What this task involves: Repeat the listing in full, exactly as it stands.
--
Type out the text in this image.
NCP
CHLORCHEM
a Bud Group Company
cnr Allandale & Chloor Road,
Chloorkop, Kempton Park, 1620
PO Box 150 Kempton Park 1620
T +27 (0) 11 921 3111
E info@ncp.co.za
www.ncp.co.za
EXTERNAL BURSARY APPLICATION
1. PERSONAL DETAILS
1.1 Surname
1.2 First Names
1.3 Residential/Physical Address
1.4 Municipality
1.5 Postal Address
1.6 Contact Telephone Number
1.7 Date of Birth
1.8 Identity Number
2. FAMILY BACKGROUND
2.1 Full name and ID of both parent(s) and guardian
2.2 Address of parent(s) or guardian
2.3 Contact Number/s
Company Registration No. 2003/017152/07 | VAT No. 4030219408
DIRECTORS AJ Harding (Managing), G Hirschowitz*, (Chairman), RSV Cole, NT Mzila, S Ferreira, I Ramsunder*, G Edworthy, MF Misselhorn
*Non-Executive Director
--
Exercise solution:
Type out the text in this image.
NCP
CHLORCHEM
a Bud Group Company
cnr Allandale & Chloor Road,
Chloorkop, Kempton Park, 1620
PO Box 150 Kempton Park 1620
T +27 (0) 11 921 3111
E info@ncp.co.za
www.ncp.co.za
EXTERNAL BURSARY APPLICATION
1. PERSONAL DETAILS
1.1 Surname
1.2 First Names
1.3 Residential/Physical Address
1.4 Municipality
1.5 Postal Address
1.6 Contact Telephone Number
1.7 Date of Birth
1.8 Identity Number
2. FAMILY BACKGROUND
2.1 Full name and ID of both parent(s) and guardian
2.2 Address of parent(s) or guardian
2.3 Contact Number/s
Company Registration No. 2003/017152/07 | VAT No. 4030219408
DIRECTORS AJ Harding (Managing), G Hirschowitz*, (Chairman), RSV Cole, NT Mzila, S Ferreira, I Ramsunder*, G Edworthy, MF Misselhorn
*Non-Executive Director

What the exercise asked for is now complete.